** Written task **
Leave the pictures out. Return all other data exactly.

-- Start of Supplied material --

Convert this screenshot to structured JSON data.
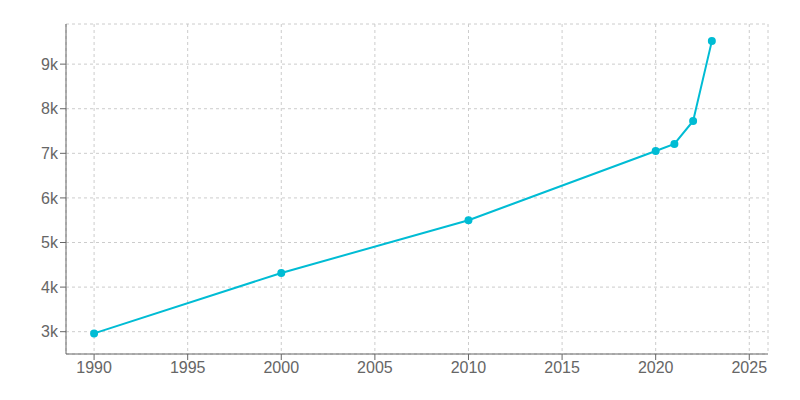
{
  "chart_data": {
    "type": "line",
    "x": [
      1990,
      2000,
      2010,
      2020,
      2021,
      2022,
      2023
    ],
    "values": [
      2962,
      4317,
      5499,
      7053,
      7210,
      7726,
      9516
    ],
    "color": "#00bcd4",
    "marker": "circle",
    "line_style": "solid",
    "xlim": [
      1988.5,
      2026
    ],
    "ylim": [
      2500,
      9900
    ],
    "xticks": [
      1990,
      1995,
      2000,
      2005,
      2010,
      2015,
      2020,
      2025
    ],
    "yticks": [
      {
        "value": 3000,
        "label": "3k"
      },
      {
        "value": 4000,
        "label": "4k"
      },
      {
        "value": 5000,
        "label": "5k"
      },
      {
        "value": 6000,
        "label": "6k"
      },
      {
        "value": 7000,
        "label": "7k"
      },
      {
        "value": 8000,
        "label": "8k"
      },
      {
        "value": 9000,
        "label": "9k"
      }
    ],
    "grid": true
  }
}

-- End of Supplied material --

** Solution for this problem **
Convert this screenshot to structured JSON data.
{
  "chart_data": {
    "type": "line",
    "x": [
      1990,
      2000,
      2010,
      2020,
      2021,
      2022,
      2023
    ],
    "values": [
      2962,
      4317,
      5499,
      7053,
      7210,
      7726,
      9516
    ],
    "color": "#00bcd4",
    "marker": "circle",
    "line_style": "solid",
    "xlim": [
      1988.5,
      2026
    ],
    "ylim": [
      2500,
      9900
    ],
    "xticks": [
      1990,
      1995,
      2000,
      2005,
      2010,
      2015,
      2020,
      2025
    ],
    "yticks": [
      {
        "value": 3000,
        "label": "3k"
      },
      {
        "value": 4000,
        "label": "4k"
      },
      {
        "value": 5000,
        "label": "5k"
      },
      {
        "value": 6000,
        "label": "6k"
      },
      {
        "value": 7000,
        "label": "7k"
      },
      {
        "value": 8000,
        "label": "8k"
      },
      {
        "value": 9000,
        "label": "9k"
      }
    ],
    "grid": true
  }
}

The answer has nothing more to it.